━━━━━ Exercise input

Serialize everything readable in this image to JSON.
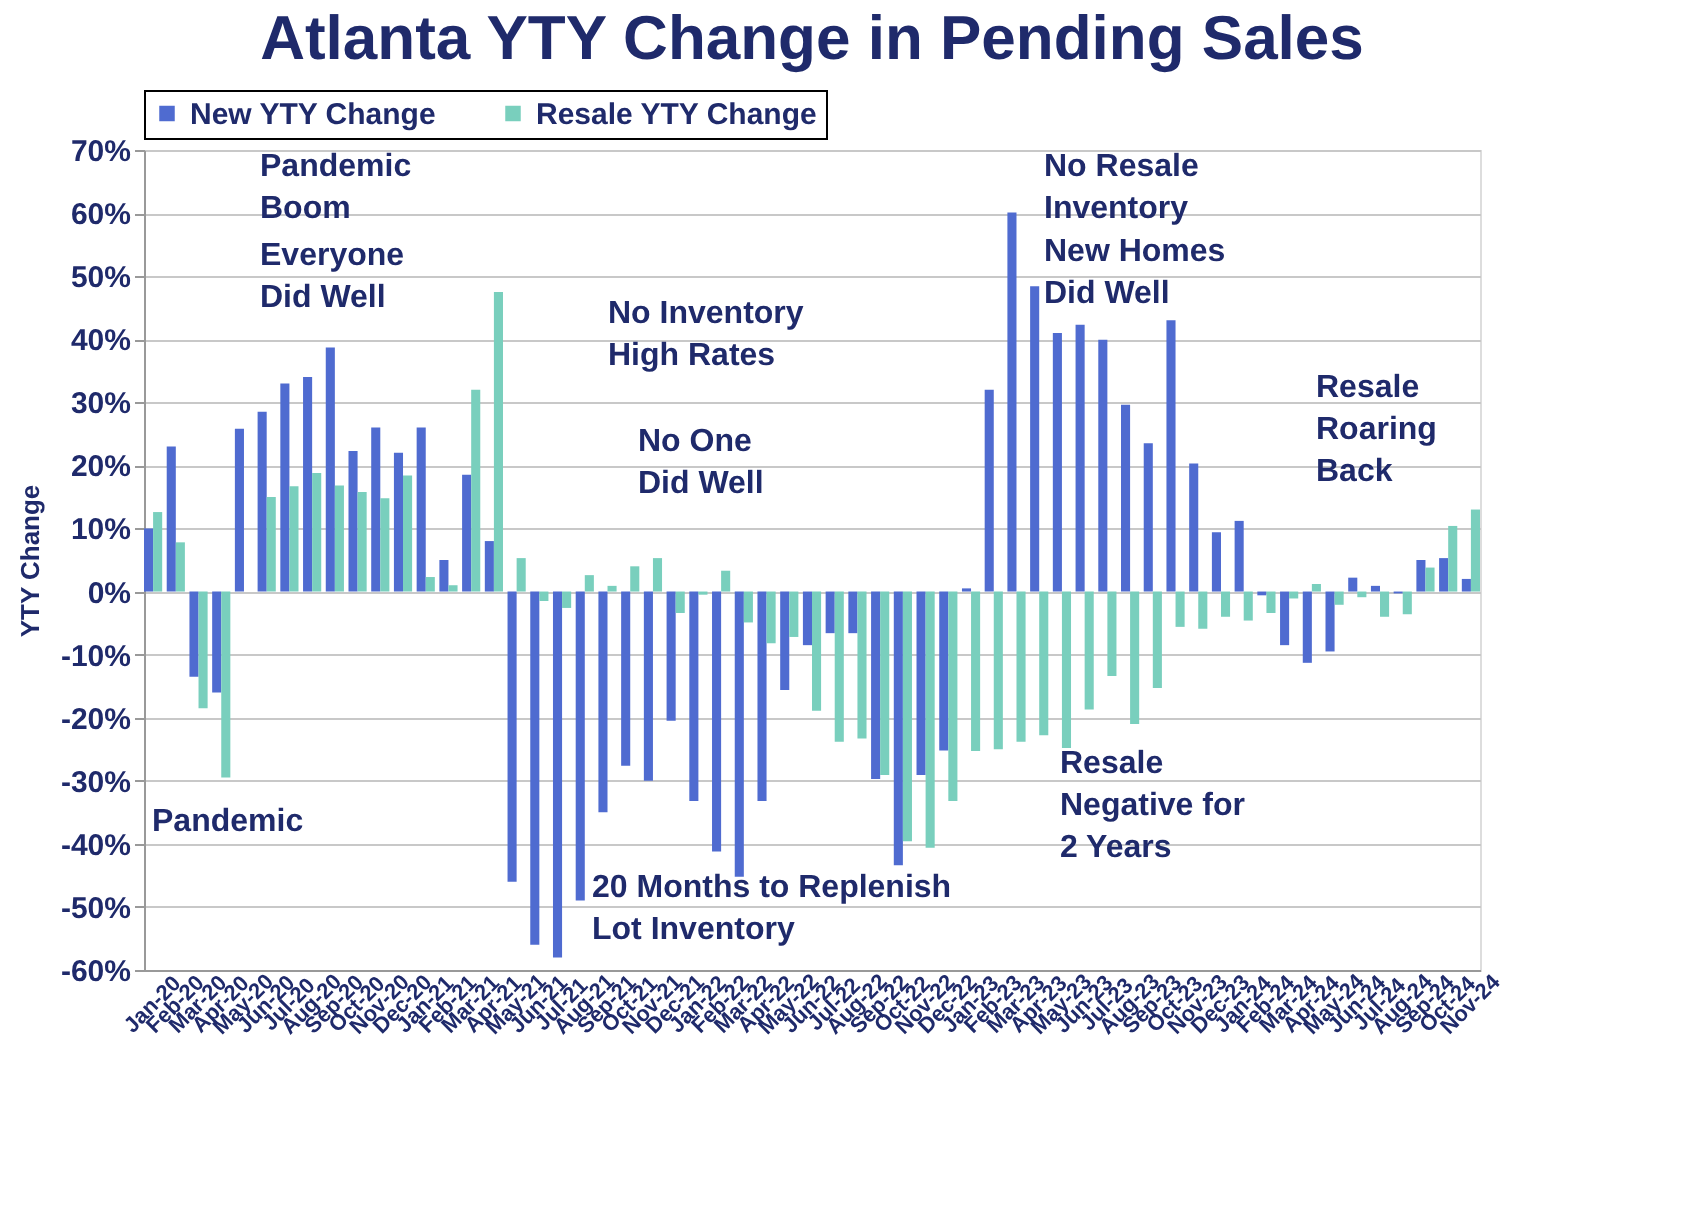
{
  "chart_data": {
    "type": "bar",
    "title": "Atlanta YTY Change in Pending Sales",
    "ylabel": "YTY Change",
    "categories": [
      "Jan-20",
      "Feb-20",
      "Mar-20",
      "Apr-20",
      "May-20",
      "Jun-20",
      "Jul-20",
      "Aug-20",
      "Sep-20",
      "Oct-20",
      "Nov-20",
      "Dec-20",
      "Jan-21",
      "Feb-21",
      "Mar-21",
      "Apr-21",
      "May-21",
      "Jun-21",
      "Jul-21",
      "Aug-21",
      "Sep-21",
      "Oct-21",
      "Nov-21",
      "Dec-21",
      "Jan-22",
      "Feb-22",
      "Mar-22",
      "Apr-22",
      "May-22",
      "Jun-22",
      "Jul-22",
      "Aug-22",
      "Sep-22",
      "Oct-22",
      "Nov-22",
      "Dec-22",
      "Jan-23",
      "Feb-23",
      "Mar-23",
      "Apr-23",
      "May-23",
      "Jun-23",
      "Jul-23",
      "Aug-23",
      "Sep-23",
      "Oct-23",
      "Nov-23",
      "Dec-23",
      "Jan-24",
      "Feb-24",
      "Mar-24",
      "Apr-24",
      "May-24",
      "Jun-24",
      "Jul-24",
      "Aug-24",
      "Sep-24",
      "Oct-24",
      "Nov-24"
    ],
    "series": [
      {
        "name": "New YTY Change",
        "color": "#4f6bd0",
        "values": [
          10,
          23,
          -13.5,
          -16,
          25.8,
          28.5,
          33,
          34,
          38.7,
          22.3,
          26,
          22,
          26,
          5,
          18.5,
          8,
          -46,
          -56,
          -58,
          -49,
          -35,
          -27.6,
          -30,
          -20.5,
          -33.2,
          -41.2,
          -45.2,
          -33.2,
          -15.6,
          -8.5,
          -6.6,
          -6.6,
          -29.7,
          -43.4,
          -29.1,
          -25.2,
          0.5,
          32,
          60.1,
          48.4,
          41,
          42.3,
          39.9,
          29.6,
          23.5,
          43,
          20.3,
          9.4,
          11.2,
          -0.6,
          -8.5,
          -11.3,
          -9.5,
          2.2,
          0.9,
          -0.3,
          5,
          5.3,
          2
        ]
      },
      {
        "name": "Resale YTY Change",
        "color": "#79cfbd",
        "values": [
          12.6,
          7.8,
          -18.5,
          -29.5,
          null,
          15,
          16.7,
          18.8,
          16.8,
          15.8,
          14.8,
          18.4,
          2.3,
          1,
          32,
          47.5,
          5.3,
          -1.5,
          -2.6,
          2.6,
          0.9,
          4,
          5.3,
          -3.4,
          -0.5,
          3.3,
          -4.9,
          -8.2,
          -7.2,
          -18.9,
          -23.8,
          -23.3,
          -29.1,
          -39.6,
          -40.6,
          -33.2,
          -25.3,
          -25,
          -23.8,
          -22.8,
          -24.8,
          -18.7,
          -13.4,
          -21,
          -15.3,
          -5.6,
          -5.9,
          -4,
          -4.6,
          -3.4,
          -1.1,
          1.2,
          -2.1,
          -0.9,
          -4,
          -3.6,
          3.8,
          10.4,
          13
        ]
      }
    ],
    "ylim": [
      -60,
      70
    ],
    "yticks": [
      {
        "value": -60,
        "label": "-60%"
      },
      {
        "value": -50,
        "label": "-50%"
      },
      {
        "value": -40,
        "label": "-40%"
      },
      {
        "value": -30,
        "label": "-30%"
      },
      {
        "value": -20,
        "label": "-20%"
      },
      {
        "value": -10,
        "label": "-10%"
      },
      {
        "value": 0,
        "label": "0%"
      },
      {
        "value": 10,
        "label": "10%"
      },
      {
        "value": 20,
        "label": "20%"
      },
      {
        "value": 30,
        "label": "30%"
      },
      {
        "value": 40,
        "label": "40%"
      },
      {
        "value": 50,
        "label": "50%"
      },
      {
        "value": 60,
        "label": "60%"
      },
      {
        "value": 70,
        "label": "70%"
      }
    ],
    "grid": "y",
    "legend": "top",
    "annotations": [
      "Pandemic\nBoom",
      "Everyone\nDid Well",
      "Pandemic",
      "No Inventory\nHigh Rates",
      "No One\nDid Well",
      "20 Months to Replenish\nLot Inventory",
      "No Resale\nInventory",
      "New Homes\nDid Well",
      "Resale\nNegative for\n2 Years",
      "Resale\nRoaring\nBack"
    ]
  }
}
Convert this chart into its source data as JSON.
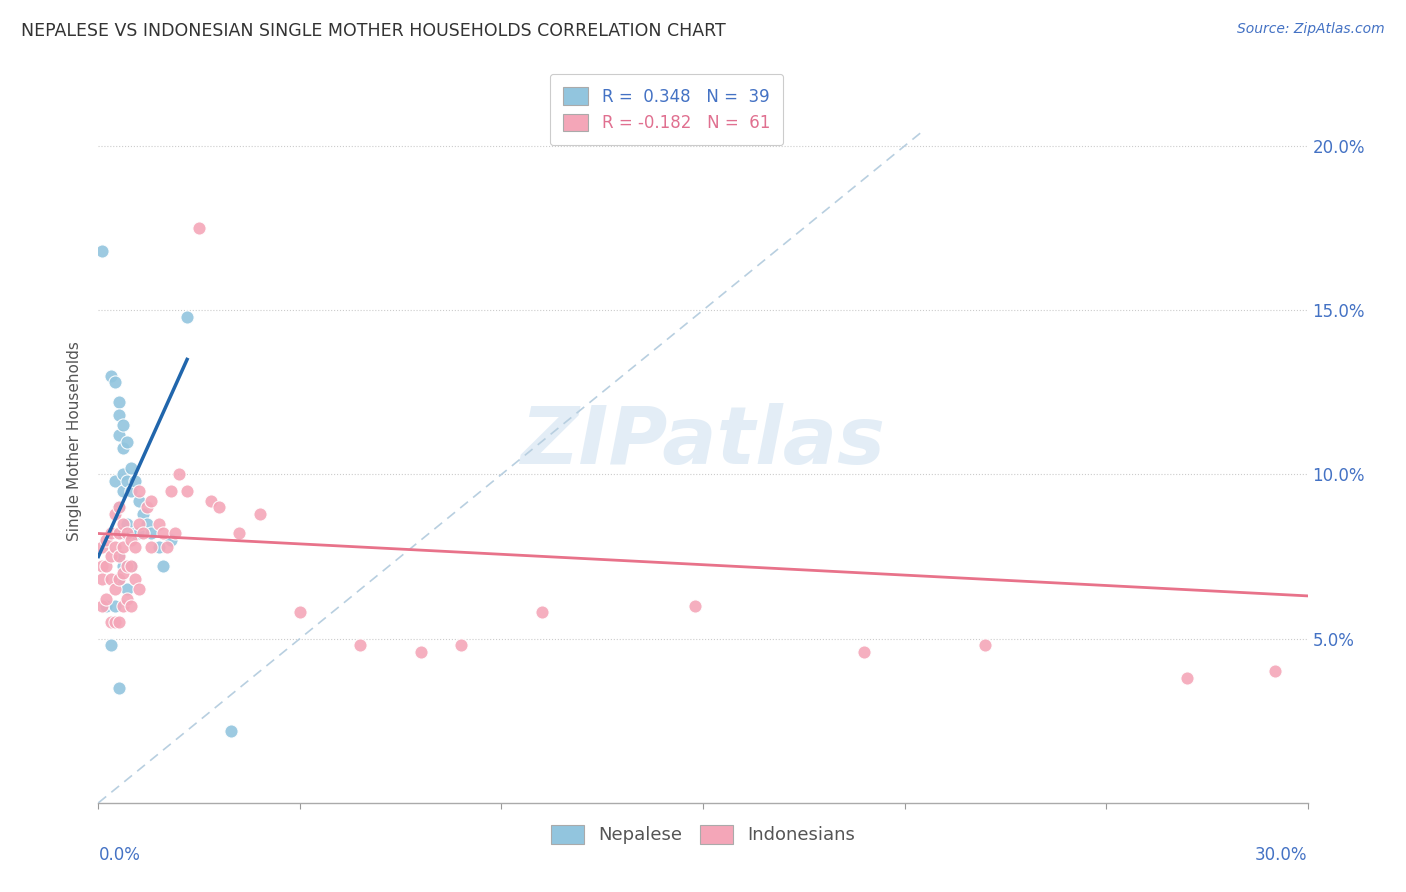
{
  "title": "NEPALESE VS INDONESIAN SINGLE MOTHER HOUSEHOLDS CORRELATION CHART",
  "source": "Source: ZipAtlas.com",
  "ylabel": "Single Mother Households",
  "right_ytick_labels": [
    "5.0%",
    "10.0%",
    "15.0%",
    "20.0%"
  ],
  "right_ytick_vals": [
    0.05,
    0.1,
    0.15,
    0.2
  ],
  "xlim": [
    0.0,
    0.3
  ],
  "ylim": [
    0.0,
    0.22
  ],
  "watermark": "ZIPatlas",
  "legend_nepalese": "R =  0.348   N =  39",
  "legend_indonesians": "R = -0.182   N =  61",
  "nepalese_color": "#92c5de",
  "indonesian_color": "#f4a6b8",
  "nepalese_line_color": "#2166ac",
  "indonesian_line_color": "#e8728a",
  "diagonal_color": "#b8cfe0",
  "nep_x": [
    0.001,
    0.002,
    0.003,
    0.003,
    0.004,
    0.004,
    0.004,
    0.005,
    0.005,
    0.005,
    0.005,
    0.005,
    0.005,
    0.006,
    0.006,
    0.006,
    0.006,
    0.006,
    0.006,
    0.007,
    0.007,
    0.007,
    0.007,
    0.008,
    0.008,
    0.008,
    0.009,
    0.009,
    0.01,
    0.01,
    0.011,
    0.012,
    0.013,
    0.015,
    0.016,
    0.018,
    0.022,
    0.033,
    0.005
  ],
  "nep_y": [
    0.168,
    0.06,
    0.13,
    0.048,
    0.128,
    0.098,
    0.06,
    0.122,
    0.118,
    0.112,
    0.09,
    0.075,
    0.068,
    0.115,
    0.108,
    0.1,
    0.095,
    0.082,
    0.072,
    0.11,
    0.098,
    0.085,
    0.065,
    0.102,
    0.095,
    0.072,
    0.098,
    0.082,
    0.092,
    0.082,
    0.088,
    0.085,
    0.082,
    0.078,
    0.072,
    0.08,
    0.148,
    0.022,
    0.035
  ],
  "ind_x": [
    0.001,
    0.001,
    0.001,
    0.001,
    0.002,
    0.002,
    0.002,
    0.003,
    0.003,
    0.003,
    0.003,
    0.004,
    0.004,
    0.004,
    0.004,
    0.005,
    0.005,
    0.005,
    0.005,
    0.005,
    0.006,
    0.006,
    0.006,
    0.006,
    0.007,
    0.007,
    0.007,
    0.008,
    0.008,
    0.008,
    0.009,
    0.009,
    0.01,
    0.01,
    0.01,
    0.011,
    0.012,
    0.013,
    0.013,
    0.015,
    0.016,
    0.017,
    0.018,
    0.019,
    0.02,
    0.022,
    0.025,
    0.028,
    0.03,
    0.035,
    0.04,
    0.05,
    0.065,
    0.08,
    0.09,
    0.11,
    0.148,
    0.19,
    0.22,
    0.27,
    0.292
  ],
  "ind_y": [
    0.078,
    0.072,
    0.068,
    0.06,
    0.08,
    0.072,
    0.062,
    0.082,
    0.075,
    0.068,
    0.055,
    0.088,
    0.078,
    0.065,
    0.055,
    0.09,
    0.082,
    0.075,
    0.068,
    0.055,
    0.085,
    0.078,
    0.07,
    0.06,
    0.082,
    0.072,
    0.062,
    0.08,
    0.072,
    0.06,
    0.078,
    0.068,
    0.095,
    0.085,
    0.065,
    0.082,
    0.09,
    0.092,
    0.078,
    0.085,
    0.082,
    0.078,
    0.095,
    0.082,
    0.1,
    0.095,
    0.175,
    0.092,
    0.09,
    0.082,
    0.088,
    0.058,
    0.048,
    0.046,
    0.048,
    0.058,
    0.06,
    0.046,
    0.048,
    0.038,
    0.04
  ]
}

━━━━━━━━━━

- **What to work on**
Keep only the lines that hold the string "Resale", and copy them out.

- **Finished task**
        "name": "Resale YTY Change",
      "No Resale\nInventory",
      "Resale\nNegative for\n2 Years",
      "Resale\nRoaring\nBack"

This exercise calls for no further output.